• [Text extract]:
Anatomy of THE Groove: “All Night Long” by Dexter Wansel

Dexter Wansel first became known to me as one of the Philly PIR team who worked on the 1976 debut album by the Jacksons. Being more broadly aware of the Philly soul sound now,Wansel seems to have a very different approach to music than Gamble & Huff and Thom Bell did. With disco era classics such as the Jones Girls “Nights Over Egypt” and “Keep On Dancing”,one of my favorite Jacksons’ songs off that Epic label debut,Dexter Wansel’s arrangements were based in his keyboard and guitar playing. Therefore his productions seem to have some of the funkiest bottoms of 70’s Phily funk and soul.

One thing Wansel also did was maintain a solo presence on PIR concurrent to his productions. One of these albums,which I never managed to pick up on vinyl despite seeing it all the time,was 1978’s Voyager. The album cover always stood out to me as a Trekker/sci fi admirer because of the prominent Star Trek model kit bash featured as some sort of robot riding through the desert. Through MP3 and YouTube,I’ve been fortunate enough to hear this album all the way through.And its an album that starts out with a funky bang with the jam “All Night Long”.

An otherworldly space funk Moog bass starts the song off. Then the drums come in playing a disco era friendly dance/funk beat. This is accompanied  by a mid toned rhythm guitar sustain,accenting horns and a SERIOUS slap bass thump. With the addition of an accompanying Fender Rhodes piano and Wansel’s falsetto/tenor vocal leaps this represents the choruses and refrains of the song. On the last part of the song,a major horn chart segues into a percussive,jumping beat over which a sassy,rocking blues guitar riffs with the phat slap bass and keyboard lines before scratching hard as the song closes out.

• [Written exercise A]: Reproduce the entries from the first line through the line with "value-cell: 45 — [545, 295, 737, 366]", substituting "data-cell" for every "value-cell" and changing nothing else.
The article above and the entries that follow are unrelated material.

• [Given entries]:

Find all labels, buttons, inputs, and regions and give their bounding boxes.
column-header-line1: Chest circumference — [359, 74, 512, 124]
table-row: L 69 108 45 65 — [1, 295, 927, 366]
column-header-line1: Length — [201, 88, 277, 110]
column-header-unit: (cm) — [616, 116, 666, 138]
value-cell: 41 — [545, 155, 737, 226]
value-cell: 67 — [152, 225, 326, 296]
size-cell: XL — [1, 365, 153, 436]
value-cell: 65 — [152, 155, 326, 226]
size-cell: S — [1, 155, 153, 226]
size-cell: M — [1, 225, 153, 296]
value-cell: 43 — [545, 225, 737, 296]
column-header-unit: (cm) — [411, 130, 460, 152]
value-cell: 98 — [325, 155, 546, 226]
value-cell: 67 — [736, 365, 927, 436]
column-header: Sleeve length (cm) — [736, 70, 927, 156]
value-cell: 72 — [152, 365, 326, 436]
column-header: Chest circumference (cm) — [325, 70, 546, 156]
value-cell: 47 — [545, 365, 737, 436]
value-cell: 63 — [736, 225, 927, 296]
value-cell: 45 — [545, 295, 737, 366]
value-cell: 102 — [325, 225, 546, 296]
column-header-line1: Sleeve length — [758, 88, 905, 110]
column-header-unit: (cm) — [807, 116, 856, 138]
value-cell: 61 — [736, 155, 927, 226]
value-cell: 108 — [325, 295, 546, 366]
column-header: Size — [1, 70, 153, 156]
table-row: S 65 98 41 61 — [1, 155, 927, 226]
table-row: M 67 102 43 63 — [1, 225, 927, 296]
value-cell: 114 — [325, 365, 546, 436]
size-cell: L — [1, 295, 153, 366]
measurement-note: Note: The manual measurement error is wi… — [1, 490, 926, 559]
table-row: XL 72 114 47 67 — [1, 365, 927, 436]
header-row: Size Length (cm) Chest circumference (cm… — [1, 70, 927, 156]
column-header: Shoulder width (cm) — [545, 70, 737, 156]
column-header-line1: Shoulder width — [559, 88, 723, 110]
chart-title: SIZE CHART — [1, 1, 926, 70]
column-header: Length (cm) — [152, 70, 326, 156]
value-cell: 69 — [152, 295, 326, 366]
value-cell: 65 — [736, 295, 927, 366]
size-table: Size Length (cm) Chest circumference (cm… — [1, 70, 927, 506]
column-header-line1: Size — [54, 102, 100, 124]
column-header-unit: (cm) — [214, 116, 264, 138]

• [Written exercise B]: List every song title named in the Dexter Wansel article.

• [Exercise solution A]:
Find all labels, buttons, inputs, and regions and give their bounding boxes.
column-header-line1: Chest circumference — [359, 74, 512, 124]
table-row: L 69 108 45 65 — [1, 295, 927, 366]
column-header-line1: Length — [201, 88, 277, 110]
column-header-unit: (cm) — [616, 116, 666, 138]
data-cell: 41 — [545, 155, 737, 226]
data-cell: 67 — [152, 225, 326, 296]
size-cell: XL — [1, 365, 153, 436]
data-cell: 65 — [152, 155, 326, 226]
size-cell: S — [1, 155, 153, 226]
size-cell: M — [1, 225, 153, 296]
data-cell: 43 — [545, 225, 737, 296]
column-header-unit: (cm) — [411, 130, 460, 152]
data-cell: 98 — [325, 155, 546, 226]
data-cell: 67 — [736, 365, 927, 436]
column-header: Sleeve length (cm) — [736, 70, 927, 156]
data-cell: 72 — [152, 365, 326, 436]
column-header: Chest circumference (cm) — [325, 70, 546, 156]
data-cell: 47 — [545, 365, 737, 436]
data-cell: 63 — [736, 225, 927, 296]
data-cell: 45 — [545, 295, 737, 366]

• [Exercise solution B]:
"Nights Over Egypt"
"Keep On Dancing"
"All Night Long"